### Stored records ###

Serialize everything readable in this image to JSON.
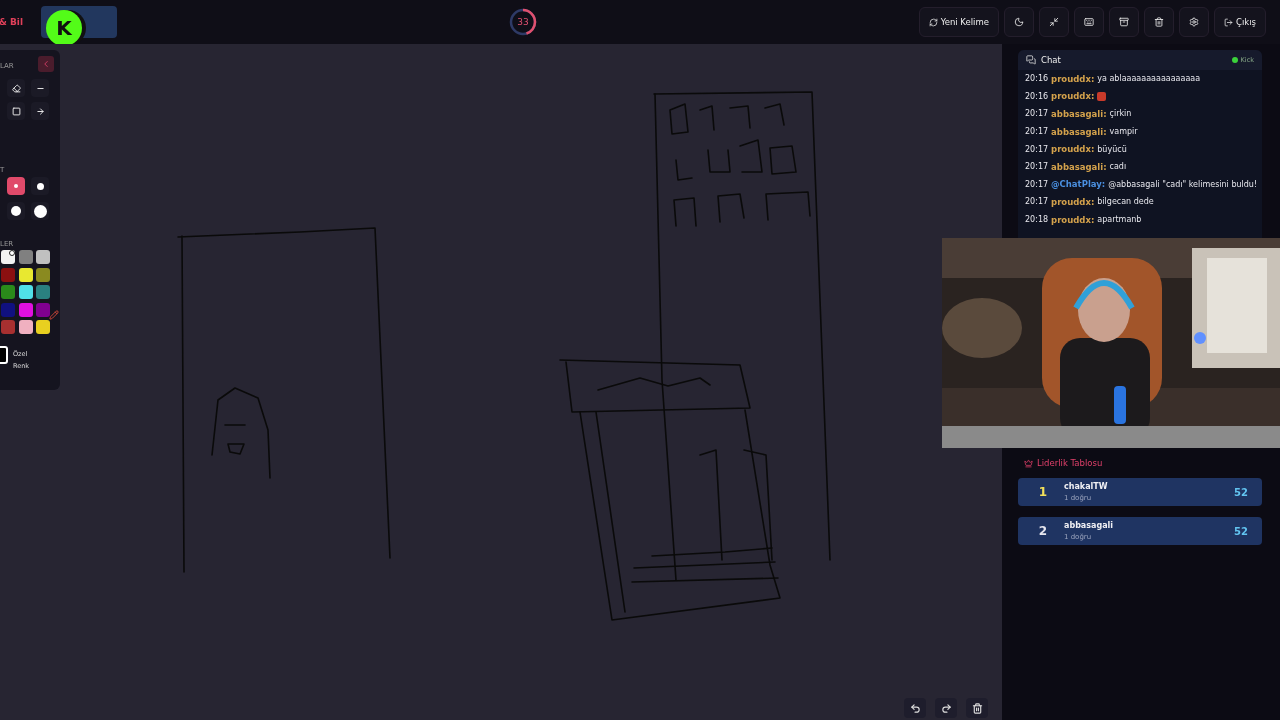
{
  "header": {
    "brand": "& Bil",
    "badge": "K",
    "timer": {
      "value": "33",
      "level": 0.45
    },
    "buttons": [
      {
        "kind": "refresh",
        "label": "Yeni Kelime"
      },
      {
        "kind": "moon"
      },
      {
        "kind": "compress"
      },
      {
        "kind": "keyboard"
      },
      {
        "kind": "archive"
      },
      {
        "kind": "trash"
      },
      {
        "kind": "gear"
      },
      {
        "kind": "exit",
        "label": "Çıkış"
      }
    ]
  },
  "tool_panel": {
    "tools_heading": "LAR",
    "tools": [
      {
        "kind": "eraser",
        "selected": false
      },
      {
        "kind": "line",
        "selected": false
      },
      {
        "kind": "square",
        "selected": false
      },
      {
        "kind": "arrow",
        "selected": false
      }
    ],
    "size_heading": "T",
    "sizes": [
      {
        "kind": "xs",
        "selected": true
      },
      {
        "kind": "s",
        "selected": false
      },
      {
        "kind": "m",
        "selected": false
      },
      {
        "kind": "l",
        "selected": false
      }
    ],
    "colors_heading": "LER",
    "colors": [
      {
        "color": "#f2f2f2",
        "selected": true
      },
      {
        "color": "#808080",
        "selected": false
      },
      {
        "color": "#c0c0c0",
        "selected": false
      },
      {
        "color": "#8b1010",
        "selected": false
      },
      {
        "color": "#e8e830",
        "selected": false
      },
      {
        "color": "#8a8a20",
        "selected": false
      },
      {
        "color": "#2a8a1a",
        "selected": false
      },
      {
        "color": "#50e0e8",
        "selected": false
      },
      {
        "color": "#2a8080",
        "selected": false
      },
      {
        "color": "#101080",
        "selected": false
      },
      {
        "color": "#e010e0",
        "selected": false
      },
      {
        "color": "#800090",
        "selected": false
      },
      {
        "color": "#a83030",
        "selected": false
      },
      {
        "color": "#f0b0c0",
        "selected": false
      },
      {
        "color": "#e8d020",
        "selected": false
      }
    ],
    "custom_color": "Özel Renk"
  },
  "canvas_controls": [
    {
      "kind": "undo"
    },
    {
      "kind": "redo"
    },
    {
      "kind": "trash"
    }
  ],
  "chat": {
    "title": "Chat",
    "platform": "Kick",
    "live": true,
    "messages": [
      {
        "time": "20:16",
        "user": "prouddx:",
        "color": "#d4a24c",
        "kind": "text",
        "text": "ya ablaaaaaaaaaaaaaaaa"
      },
      {
        "time": "20:16",
        "user": "prouddx:",
        "color": "#d4a24c",
        "kind": "emoji"
      },
      {
        "time": "20:17",
        "user": "abbasagali:",
        "color": "#d4a24c",
        "kind": "text",
        "text": "çirkin"
      },
      {
        "time": "20:17",
        "user": "abbasagali:",
        "color": "#d4a24c",
        "kind": "text",
        "text": "vampir"
      },
      {
        "time": "20:17",
        "user": "prouddx:",
        "color": "#d4a24c",
        "kind": "text",
        "text": "büyücü"
      },
      {
        "time": "20:17",
        "user": "abbasagali:",
        "color": "#d4a24c",
        "kind": "text",
        "text": "cadı"
      },
      {
        "time": "20:17",
        "user": "@ChatPlay:",
        "color": "#4a8fe0",
        "kind": "text",
        "text": "@abbasagali \"cadı\" kelimesini buldu!"
      },
      {
        "time": "20:17",
        "user": "prouddx:",
        "color": "#d4a24c",
        "kind": "text",
        "text": "bilgecan dede"
      },
      {
        "time": "20:18",
        "user": "prouddx:",
        "color": "#d4a24c",
        "kind": "text",
        "text": "apartmanb"
      }
    ]
  },
  "leaderboard": {
    "title": "Liderlik Tablosu",
    "rows": [
      {
        "rank": "1",
        "color": "#f2e05a",
        "name": "chakalTW",
        "subtitle": "1 doğru",
        "score": "52"
      },
      {
        "rank": "2",
        "color": "#e6e6ee",
        "name": "abbasagali",
        "subtitle": "1 doğru",
        "score": "52"
      }
    ]
  }
}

###

▸ **What the exercise asks**
Restate each entry word for word, please, but drop any images it holds.

▸ **Result of this exercise**
Serialize everything readable in this image to JSON.
{
  "header": {
    "brand": "& Bil",
    "badge": "K",
    "timer": {
      "value": "33",
      "level": 0.45
    },
    "buttons": [
      {
        "kind": "refresh",
        "label": "Yeni Kelime"
      },
      {
        "kind": "moon"
      },
      {
        "kind": "compress"
      },
      {
        "kind": "keyboard"
      },
      {
        "kind": "archive"
      },
      {
        "kind": "trash"
      },
      {
        "kind": "gear"
      },
      {
        "kind": "exit",
        "label": "Çıkış"
      }
    ]
  },
  "tool_panel": {
    "tools_heading": "LAR",
    "tools": [
      {
        "kind": "eraser",
        "selected": false
      },
      {
        "kind": "line",
        "selected": false
      },
      {
        "kind": "square",
        "selected": false
      },
      {
        "kind": "arrow",
        "selected": false
      }
    ],
    "size_heading": "T",
    "sizes": [
      {
        "kind": "xs",
        "selected": true
      },
      {
        "kind": "s",
        "selected": false
      },
      {
        "kind": "m",
        "selected": false
      },
      {
        "kind": "l",
        "selected": false
      }
    ],
    "colors_heading": "LER",
    "colors": [
      {
        "color": "#f2f2f2",
        "selected": true
      },
      {
        "color": "#808080",
        "selected": false
      },
      {
        "color": "#c0c0c0",
        "selected": false
      },
      {
        "color": "#8b1010",
        "selected": false
      },
      {
        "color": "#e8e830",
        "selected": false
      },
      {
        "color": "#8a8a20",
        "selected": false
      },
      {
        "color": "#2a8a1a",
        "selected": false
      },
      {
        "color": "#50e0e8",
        "selected": false
      },
      {
        "color": "#2a8080",
        "selected": false
      },
      {
        "color": "#101080",
        "selected": false
      },
      {
        "color": "#e010e0",
        "selected": false
      },
      {
        "color": "#800090",
        "selected": false
      },
      {
        "color": "#a83030",
        "selected": false
      },
      {
        "color": "#f0b0c0",
        "selected": false
      },
      {
        "color": "#e8d020",
        "selected": false
      }
    ],
    "custom_color": "Özel Renk"
  },
  "canvas_controls": [
    {
      "kind": "undo"
    },
    {
      "kind": "redo"
    },
    {
      "kind": "trash"
    }
  ],
  "chat": {
    "title": "Chat",
    "platform": "Kick",
    "live": true,
    "messages": [
      {
        "time": "20:16",
        "user": "prouddx:",
        "color": "#d4a24c",
        "kind": "text",
        "text": "ya ablaaaaaaaaaaaaaaaa"
      },
      {
        "time": "20:16",
        "user": "prouddx:",
        "color": "#d4a24c",
        "kind": "emoji"
      },
      {
        "time": "20:17",
        "user": "abbasagali:",
        "color": "#d4a24c",
        "kind": "text",
        "text": "çirkin"
      },
      {
        "time": "20:17",
        "user": "abbasagali:",
        "color": "#d4a24c",
        "kind": "text",
        "text": "vampir"
      },
      {
        "time": "20:17",
        "user": "prouddx:",
        "color": "#d4a24c",
        "kind": "text",
        "text": "büyücü"
      },
      {
        "time": "20:17",
        "user": "abbasagali:",
        "color": "#d4a24c",
        "kind": "text",
        "text": "cadı"
      },
      {
        "time": "20:17",
        "user": "@ChatPlay:",
        "color": "#4a8fe0",
        "kind": "text",
        "text": "@abbasagali \"cadı\" kelimesini buldu!"
      },
      {
        "time": "20:17",
        "user": "prouddx:",
        "color": "#d4a24c",
        "kind": "text",
        "text": "bilgecan dede"
      },
      {
        "time": "20:18",
        "user": "prouddx:",
        "color": "#d4a24c",
        "kind": "text",
        "text": "apartmanb"
      }
    ]
  },
  "leaderboard": {
    "title": "Liderlik Tablosu",
    "rows": [
      {
        "rank": "1",
        "color": "#f2e05a",
        "name": "chakalTW",
        "subtitle": "1 doğru",
        "score": "52"
      },
      {
        "rank": "2",
        "color": "#e6e6ee",
        "name": "abbasagali",
        "subtitle": "1 doğru",
        "score": "52"
      }
    ]
  }
}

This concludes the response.